GIVEN PASSAGE:

━━━━━━━━

In this example, you’ll learn how to:
  • Create custom tools using the @composio.tools.custom_tool decorator
  • Define input schemas with Pydantic models
  • Create standalone tools and toolkit-integrated tools
  • Access authentication credentials in tools
  • Make authenticated API requests

Prerequisites

1

Install dependencies

pip install composio pydantic requests
2

Set up environment variables

Create a .env file with your API key:
COMPOSIO_API_KEY=your_composio_api_key

Complete Example

import requests
from pydantic import BaseModel, Field
from composio import Composio
from composio.types import ExecuteRequestFn

composio = Composio()

# Example 1: Simple standalone tool
class AddTwoNumbersInput(BaseModel):
    a: int = Field(
        ...,
        description="The first number to add",
    )
    b: int = Field(
        ...,
        description="The second number to add",
    )

@composio.tools.custom_tool
def add_two_numbers(request: AddTwoNumbersInput) -> int:
    """Add two numbers."""
    return request.a + request.b

# Example 2: Toolkit-integrated tool with API access
class GetIssueInfoInput(BaseModel):
    issue_number: int = Field(
        ...,
        description="The number of the issue to get information about",
    )

@composio.tools.custom_tool(toolkit="github")
def get_issue_info(
    request: GetIssueInfoInput,
    execute_request: ExecuteRequestFn,
    auth_credentials: dict,
) -> dict:
    """Get information about a GitHub issue."""

━━━━━━━━

ENTRIES PROVIDED:
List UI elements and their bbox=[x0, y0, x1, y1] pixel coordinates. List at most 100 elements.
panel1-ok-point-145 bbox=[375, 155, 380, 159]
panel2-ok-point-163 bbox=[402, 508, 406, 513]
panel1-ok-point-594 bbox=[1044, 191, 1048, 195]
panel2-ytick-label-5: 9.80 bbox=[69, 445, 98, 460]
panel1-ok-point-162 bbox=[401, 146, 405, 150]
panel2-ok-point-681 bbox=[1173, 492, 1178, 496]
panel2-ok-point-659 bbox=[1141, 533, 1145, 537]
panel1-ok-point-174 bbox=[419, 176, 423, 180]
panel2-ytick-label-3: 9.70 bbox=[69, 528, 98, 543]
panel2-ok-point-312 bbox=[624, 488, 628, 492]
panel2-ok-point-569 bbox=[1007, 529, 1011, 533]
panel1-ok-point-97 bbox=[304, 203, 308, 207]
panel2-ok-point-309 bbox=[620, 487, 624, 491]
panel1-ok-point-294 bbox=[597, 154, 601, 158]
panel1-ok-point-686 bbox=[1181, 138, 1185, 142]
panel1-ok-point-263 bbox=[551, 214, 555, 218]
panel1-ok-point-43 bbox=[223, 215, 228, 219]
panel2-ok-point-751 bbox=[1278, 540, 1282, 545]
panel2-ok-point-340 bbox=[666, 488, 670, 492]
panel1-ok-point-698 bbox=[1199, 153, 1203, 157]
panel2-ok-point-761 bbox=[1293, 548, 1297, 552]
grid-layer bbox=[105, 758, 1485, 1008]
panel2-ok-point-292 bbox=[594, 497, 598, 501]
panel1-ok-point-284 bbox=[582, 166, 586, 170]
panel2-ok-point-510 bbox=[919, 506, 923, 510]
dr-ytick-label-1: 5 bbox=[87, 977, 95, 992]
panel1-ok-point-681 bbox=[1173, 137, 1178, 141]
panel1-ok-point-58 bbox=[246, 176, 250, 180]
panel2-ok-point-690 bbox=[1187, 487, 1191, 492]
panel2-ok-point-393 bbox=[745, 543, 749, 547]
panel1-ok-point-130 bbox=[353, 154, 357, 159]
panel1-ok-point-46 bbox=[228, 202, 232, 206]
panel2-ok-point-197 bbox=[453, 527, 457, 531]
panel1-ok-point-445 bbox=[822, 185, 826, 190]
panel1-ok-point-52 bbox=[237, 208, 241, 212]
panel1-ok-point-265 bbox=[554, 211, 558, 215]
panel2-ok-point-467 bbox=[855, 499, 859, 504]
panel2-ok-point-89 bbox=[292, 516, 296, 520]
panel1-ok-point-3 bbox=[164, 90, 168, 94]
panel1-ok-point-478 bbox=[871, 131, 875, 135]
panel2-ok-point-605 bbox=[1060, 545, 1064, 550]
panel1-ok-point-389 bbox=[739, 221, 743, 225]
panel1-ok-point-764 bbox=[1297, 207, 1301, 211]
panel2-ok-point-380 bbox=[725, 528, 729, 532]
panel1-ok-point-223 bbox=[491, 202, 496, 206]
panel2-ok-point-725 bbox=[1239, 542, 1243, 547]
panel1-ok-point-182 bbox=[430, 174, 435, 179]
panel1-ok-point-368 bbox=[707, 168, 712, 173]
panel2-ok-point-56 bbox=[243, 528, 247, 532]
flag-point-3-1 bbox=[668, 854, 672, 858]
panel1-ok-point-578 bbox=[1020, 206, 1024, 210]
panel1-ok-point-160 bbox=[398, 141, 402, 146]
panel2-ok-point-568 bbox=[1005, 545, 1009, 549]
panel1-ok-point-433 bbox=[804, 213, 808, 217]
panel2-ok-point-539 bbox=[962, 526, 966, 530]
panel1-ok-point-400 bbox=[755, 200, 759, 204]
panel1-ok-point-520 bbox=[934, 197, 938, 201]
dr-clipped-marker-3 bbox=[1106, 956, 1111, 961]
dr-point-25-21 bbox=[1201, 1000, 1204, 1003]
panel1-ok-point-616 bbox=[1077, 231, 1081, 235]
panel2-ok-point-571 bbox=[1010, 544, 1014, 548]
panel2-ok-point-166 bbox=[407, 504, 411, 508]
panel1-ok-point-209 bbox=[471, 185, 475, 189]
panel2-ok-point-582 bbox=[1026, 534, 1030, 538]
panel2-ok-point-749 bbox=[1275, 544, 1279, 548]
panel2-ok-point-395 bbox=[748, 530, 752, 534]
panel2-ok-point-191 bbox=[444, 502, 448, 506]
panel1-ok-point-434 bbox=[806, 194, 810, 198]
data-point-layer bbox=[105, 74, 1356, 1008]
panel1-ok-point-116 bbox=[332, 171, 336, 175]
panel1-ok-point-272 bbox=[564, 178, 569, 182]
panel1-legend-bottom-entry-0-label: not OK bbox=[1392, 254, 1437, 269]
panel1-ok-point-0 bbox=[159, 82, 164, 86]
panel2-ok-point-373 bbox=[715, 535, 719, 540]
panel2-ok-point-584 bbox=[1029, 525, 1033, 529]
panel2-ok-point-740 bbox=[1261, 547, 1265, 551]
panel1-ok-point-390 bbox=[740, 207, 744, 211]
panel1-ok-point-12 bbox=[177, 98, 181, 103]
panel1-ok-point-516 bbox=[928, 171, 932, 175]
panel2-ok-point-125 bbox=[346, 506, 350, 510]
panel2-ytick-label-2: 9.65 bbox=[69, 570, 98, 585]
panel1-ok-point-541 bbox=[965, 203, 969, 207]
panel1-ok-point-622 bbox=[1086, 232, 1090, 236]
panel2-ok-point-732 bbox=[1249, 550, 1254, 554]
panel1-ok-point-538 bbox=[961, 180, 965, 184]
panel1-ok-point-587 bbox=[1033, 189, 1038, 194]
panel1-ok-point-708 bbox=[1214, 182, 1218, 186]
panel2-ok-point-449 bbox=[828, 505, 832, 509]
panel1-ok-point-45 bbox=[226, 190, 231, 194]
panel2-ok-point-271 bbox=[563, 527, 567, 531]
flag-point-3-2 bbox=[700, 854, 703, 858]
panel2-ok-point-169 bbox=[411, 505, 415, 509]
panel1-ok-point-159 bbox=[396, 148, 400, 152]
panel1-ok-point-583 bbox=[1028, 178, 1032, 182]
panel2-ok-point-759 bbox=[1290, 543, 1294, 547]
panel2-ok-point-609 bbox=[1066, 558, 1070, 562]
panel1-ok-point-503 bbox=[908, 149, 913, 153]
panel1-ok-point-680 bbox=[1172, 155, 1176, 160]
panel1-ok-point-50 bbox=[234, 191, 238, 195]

━━━━━━━━

YOUR OBJECTIVE: Translate this sentence from the custom tools example into Spanish: "Get information about a GitHub issue." The listing comes from a different source than the text.

REPLY: Obtener información sobre una incidencia de GitHub.